*Given problem:*
Give the number of lines in this listing that contain "identificação", with no other words.

##### Data #####

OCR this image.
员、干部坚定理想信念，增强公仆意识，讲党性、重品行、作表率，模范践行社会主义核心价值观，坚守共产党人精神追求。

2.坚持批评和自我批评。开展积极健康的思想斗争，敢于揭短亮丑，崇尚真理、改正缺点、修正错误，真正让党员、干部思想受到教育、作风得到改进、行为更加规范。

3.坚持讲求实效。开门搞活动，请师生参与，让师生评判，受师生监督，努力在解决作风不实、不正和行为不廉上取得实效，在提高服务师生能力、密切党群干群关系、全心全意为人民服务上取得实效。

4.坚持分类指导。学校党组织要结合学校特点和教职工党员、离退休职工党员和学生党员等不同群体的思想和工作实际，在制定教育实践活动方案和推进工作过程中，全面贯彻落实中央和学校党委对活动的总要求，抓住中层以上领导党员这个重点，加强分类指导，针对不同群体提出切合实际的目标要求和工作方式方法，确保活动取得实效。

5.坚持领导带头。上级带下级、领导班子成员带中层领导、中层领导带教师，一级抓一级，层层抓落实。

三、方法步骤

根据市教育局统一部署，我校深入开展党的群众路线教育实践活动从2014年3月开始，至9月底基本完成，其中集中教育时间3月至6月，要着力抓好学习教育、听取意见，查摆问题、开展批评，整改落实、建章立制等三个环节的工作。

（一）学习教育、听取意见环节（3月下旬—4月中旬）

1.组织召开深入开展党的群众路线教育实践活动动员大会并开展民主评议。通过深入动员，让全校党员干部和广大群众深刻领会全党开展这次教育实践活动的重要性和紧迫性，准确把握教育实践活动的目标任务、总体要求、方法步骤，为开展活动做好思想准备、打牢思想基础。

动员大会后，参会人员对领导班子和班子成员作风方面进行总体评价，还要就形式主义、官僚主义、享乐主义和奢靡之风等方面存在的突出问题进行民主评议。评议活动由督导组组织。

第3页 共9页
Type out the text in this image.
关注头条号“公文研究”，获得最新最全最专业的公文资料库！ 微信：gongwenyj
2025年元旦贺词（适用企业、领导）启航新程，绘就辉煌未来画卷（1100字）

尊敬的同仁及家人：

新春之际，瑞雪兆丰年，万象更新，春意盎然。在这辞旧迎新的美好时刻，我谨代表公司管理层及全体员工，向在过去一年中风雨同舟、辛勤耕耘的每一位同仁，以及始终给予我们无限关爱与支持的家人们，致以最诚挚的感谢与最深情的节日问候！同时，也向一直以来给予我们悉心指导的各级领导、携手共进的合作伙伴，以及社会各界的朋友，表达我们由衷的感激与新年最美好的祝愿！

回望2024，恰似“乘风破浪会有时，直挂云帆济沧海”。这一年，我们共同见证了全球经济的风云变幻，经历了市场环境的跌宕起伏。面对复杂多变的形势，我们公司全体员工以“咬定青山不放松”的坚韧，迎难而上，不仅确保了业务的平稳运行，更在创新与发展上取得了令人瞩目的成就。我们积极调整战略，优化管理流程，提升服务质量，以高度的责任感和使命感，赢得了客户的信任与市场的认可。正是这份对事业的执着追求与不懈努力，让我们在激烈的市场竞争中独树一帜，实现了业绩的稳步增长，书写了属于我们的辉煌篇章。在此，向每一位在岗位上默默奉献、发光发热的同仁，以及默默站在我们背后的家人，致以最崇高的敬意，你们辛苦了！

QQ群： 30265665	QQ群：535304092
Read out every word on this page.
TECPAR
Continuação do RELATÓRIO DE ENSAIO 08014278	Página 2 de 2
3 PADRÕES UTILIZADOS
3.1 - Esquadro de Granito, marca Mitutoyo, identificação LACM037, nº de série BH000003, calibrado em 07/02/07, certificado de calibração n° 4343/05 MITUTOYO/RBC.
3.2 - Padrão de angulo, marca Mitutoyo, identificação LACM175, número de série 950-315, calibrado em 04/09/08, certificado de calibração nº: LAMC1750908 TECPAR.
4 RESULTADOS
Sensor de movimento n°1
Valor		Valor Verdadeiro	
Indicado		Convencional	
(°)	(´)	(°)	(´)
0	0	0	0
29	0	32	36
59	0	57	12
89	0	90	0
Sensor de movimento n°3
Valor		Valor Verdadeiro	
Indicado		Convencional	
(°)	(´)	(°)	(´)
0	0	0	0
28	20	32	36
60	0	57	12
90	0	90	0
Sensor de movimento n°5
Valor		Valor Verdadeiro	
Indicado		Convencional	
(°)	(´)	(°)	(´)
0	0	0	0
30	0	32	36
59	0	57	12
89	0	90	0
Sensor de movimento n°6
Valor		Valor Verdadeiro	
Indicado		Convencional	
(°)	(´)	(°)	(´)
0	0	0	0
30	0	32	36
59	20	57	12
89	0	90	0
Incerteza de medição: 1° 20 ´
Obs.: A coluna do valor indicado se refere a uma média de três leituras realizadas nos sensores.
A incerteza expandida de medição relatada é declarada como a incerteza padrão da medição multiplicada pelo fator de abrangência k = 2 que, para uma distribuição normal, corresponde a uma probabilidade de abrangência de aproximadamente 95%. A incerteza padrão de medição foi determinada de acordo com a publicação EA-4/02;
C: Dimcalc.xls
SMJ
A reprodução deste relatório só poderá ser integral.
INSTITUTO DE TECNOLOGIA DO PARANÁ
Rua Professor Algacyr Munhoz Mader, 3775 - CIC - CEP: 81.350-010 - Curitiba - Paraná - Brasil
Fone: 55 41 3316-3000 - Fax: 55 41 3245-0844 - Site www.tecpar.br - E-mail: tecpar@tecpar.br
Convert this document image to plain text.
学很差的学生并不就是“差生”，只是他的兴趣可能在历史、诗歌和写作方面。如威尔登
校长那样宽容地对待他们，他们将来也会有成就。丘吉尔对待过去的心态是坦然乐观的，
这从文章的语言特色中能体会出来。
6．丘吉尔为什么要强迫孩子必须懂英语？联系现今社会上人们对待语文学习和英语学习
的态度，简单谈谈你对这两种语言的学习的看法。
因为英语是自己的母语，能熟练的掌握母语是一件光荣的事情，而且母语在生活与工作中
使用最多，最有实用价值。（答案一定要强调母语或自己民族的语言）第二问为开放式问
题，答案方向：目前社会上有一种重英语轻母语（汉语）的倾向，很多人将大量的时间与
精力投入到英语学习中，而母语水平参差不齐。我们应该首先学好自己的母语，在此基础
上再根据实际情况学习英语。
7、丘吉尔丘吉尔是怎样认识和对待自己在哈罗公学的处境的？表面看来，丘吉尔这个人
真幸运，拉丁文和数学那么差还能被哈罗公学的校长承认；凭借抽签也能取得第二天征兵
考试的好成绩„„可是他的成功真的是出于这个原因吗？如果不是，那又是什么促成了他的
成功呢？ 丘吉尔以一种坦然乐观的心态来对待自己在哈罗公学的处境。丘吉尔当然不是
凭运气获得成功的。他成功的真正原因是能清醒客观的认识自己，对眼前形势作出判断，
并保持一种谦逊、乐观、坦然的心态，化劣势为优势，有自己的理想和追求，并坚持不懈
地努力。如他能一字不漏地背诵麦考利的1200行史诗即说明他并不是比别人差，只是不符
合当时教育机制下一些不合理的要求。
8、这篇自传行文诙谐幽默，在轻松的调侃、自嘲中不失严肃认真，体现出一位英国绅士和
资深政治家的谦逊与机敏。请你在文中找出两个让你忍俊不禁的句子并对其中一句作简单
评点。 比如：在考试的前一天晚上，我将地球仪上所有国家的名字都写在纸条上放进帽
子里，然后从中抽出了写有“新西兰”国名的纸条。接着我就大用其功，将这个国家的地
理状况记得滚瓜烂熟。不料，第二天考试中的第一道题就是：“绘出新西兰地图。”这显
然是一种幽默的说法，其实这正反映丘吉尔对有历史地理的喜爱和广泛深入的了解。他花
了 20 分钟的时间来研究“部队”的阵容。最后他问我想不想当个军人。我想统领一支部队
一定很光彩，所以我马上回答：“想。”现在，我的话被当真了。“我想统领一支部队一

#####

*Response to the exercise:*
2